#### [Aim of the task]
Copy the listing verbatim, excluding any images found in it.

● ● ● ● ●

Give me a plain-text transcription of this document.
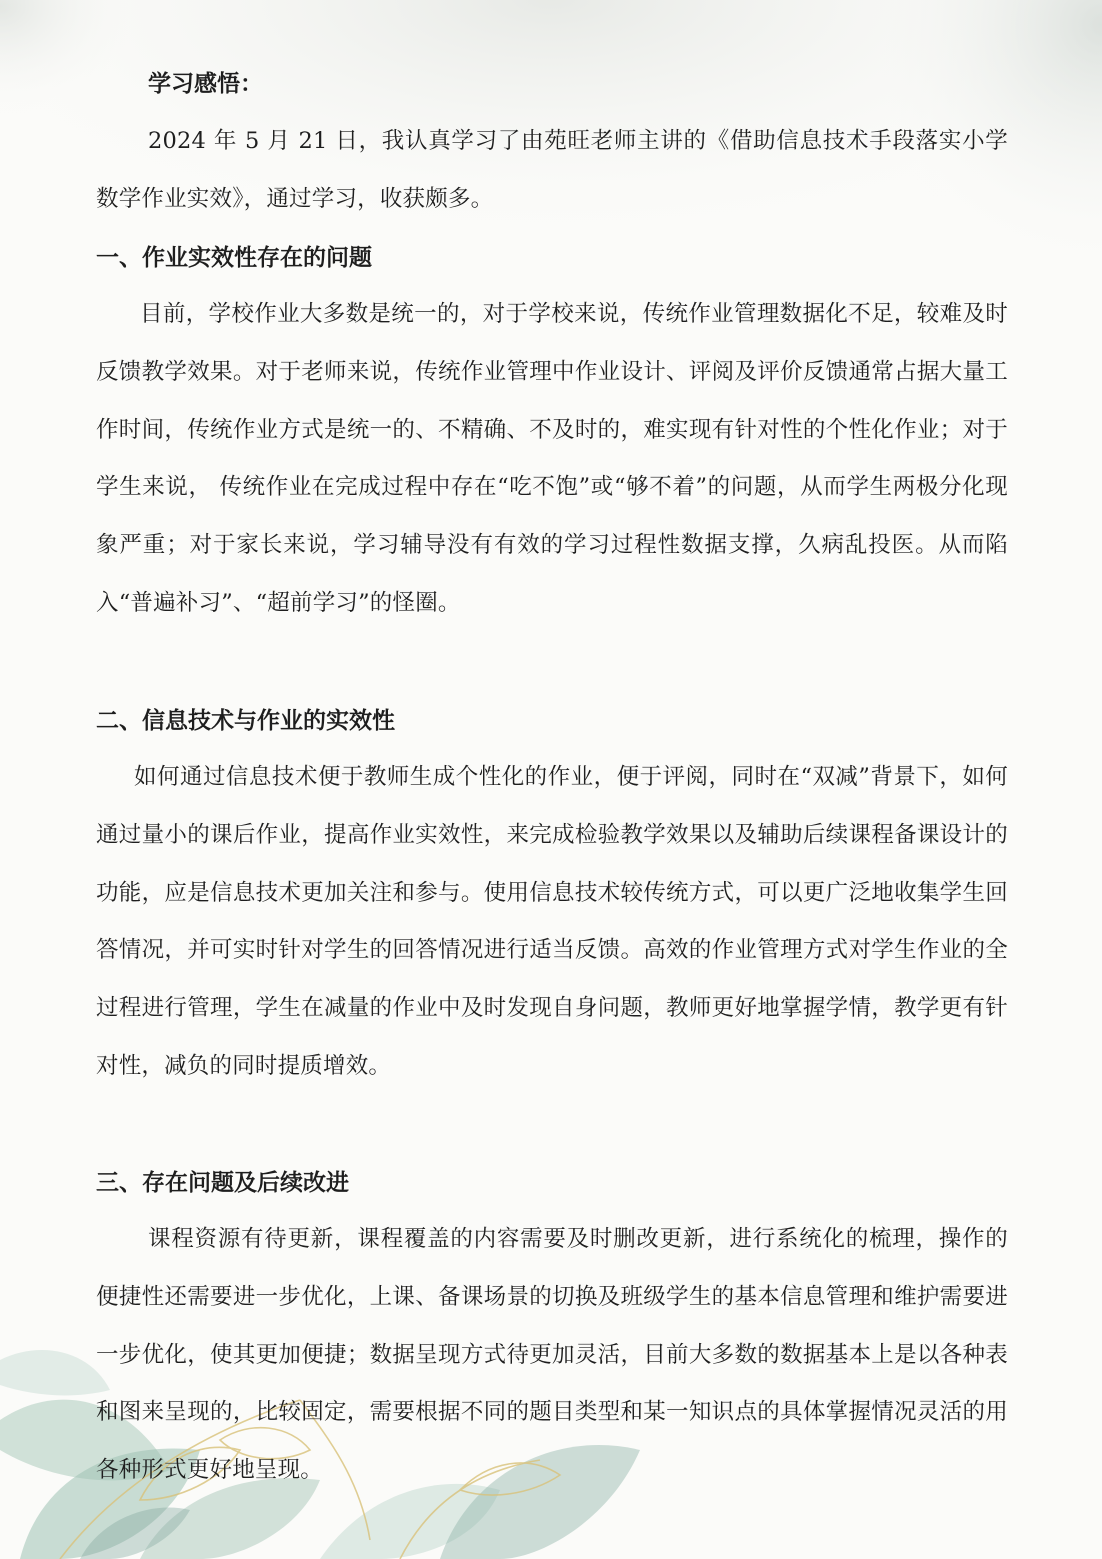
学习感悟：

2024 年 5 月 21 日，我认真学习了由苑旺老师主讲的《借助信息技术手段落实小学数学作业实效》，通过学习，收获颇多。

一、作业实效性存在的问题

目前，学校作业大多数是统一的，对于学校来说，传统作业管理数据化不足，较难及时反馈教学效果。对于老师来说，传统作业管理中作业设计、评阅及评价反馈通常占据大量工作时间，传统作业方式是统一的、不精确、不及时的，难实现有针对性的个性化作业；对于学生来说， 传统作业在完成过程中存在“吃不饱”或“够不着”的问题，从而学生两极分化现象严重；对于家长来说，学习辅导没有有效的学习过程性数据支撑，久病乱投医。从而陷入“普遍补习”、“超前学习”的怪圈。

二、信息技术与作业的实效性

如何通过信息技术便于教师生成个性化的作业，便于评阅，同时在“双减”背景下，如何通过量小的课后作业，提高作业实效性，来完成检验教学效果以及辅助后续课程备课设计的功能，应是信息技术更加关注和参与。使用信息技术较传统方式，可以更广泛地收集学生回答情况，并可实时针对学生的回答情况进行适当反馈。高效的作业管理方式对学生作业的全过程进行管理，学生在减量的作业中及时发现自身问题，教师更好地掌握学情，教学更有针对性，减负的同时提质增效。

三、存在问题及后续改进

课程资源有待更新，课程覆盖的内容需要及时删改更新，进行系统化的梳理，操作的便捷性还需要进一步优化，上课、备课场景的切换及班级学生的基本信息管理和维护需要进一步优化，使其更加便捷；数据呈现方式待更加灵活，目前大多数的数据基本上是以各种表和图来呈现的，比较固定，需要根据不同的题目类型和某一知识点的具体掌握情况灵活的用各种形式更好地呈现。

● ● ● ● ●

#### [Written response]
Give me a plain-text transcription of this document.
学习感悟：

2024 年 5 月 21 日，我认真学习了由苑旺老师主讲的《借助信息技术手段落实小学数学作业实效》，通过学习，收获颇多。

一、作业实效性存在的问题

目前，学校作业大多数是统一的，对于学校来说，传统作业管理数据化不足，较难及时反馈教学效果。对于老师来说，传统作业管理中作业设计、评阅及评价反馈通常占据大量工作时间，传统作业方式是统一的、不精确、不及时的，难实现有针对性的个性化作业；对于学生来说， 传统作业在完成过程中存在“吃不饱”或“够不着”的问题，从而学生两极分化现象严重；对于家长来说，学习辅导没有有效的学习过程性数据支撑，久病乱投医。从而陷入“普遍补习”、“超前学习”的怪圈。

二、信息技术与作业的实效性

如何通过信息技术便于教师生成个性化的作业，便于评阅，同时在“双减”背景下，如何通过量小的课后作业，提高作业实效性，来完成检验教学效果以及辅助后续课程备课设计的功能，应是信息技术更加关注和参与。使用信息技术较传统方式，可以更广泛地收集学生回答情况，并可实时针对学生的回答情况进行适当反馈。高效的作业管理方式对学生作业的全过程进行管理，学生在减量的作业中及时发现自身问题，教师更好地掌握学情，教学更有针对性，减负的同时提质增效。

三、存在问题及后续改进

课程资源有待更新，课程覆盖的内容需要及时删改更新，进行系统化的梳理，操作的便捷性还需要进一步优化，上课、备课场景的切换及班级学生的基本信息管理和维护需要进一步优化，使其更加便捷；数据呈现方式待更加灵活，目前大多数的数据基本上是以各种表和图来呈现的，比较固定，需要根据不同的题目类型和某一知识点的具体掌握情况灵活的用各种形式更好地呈现。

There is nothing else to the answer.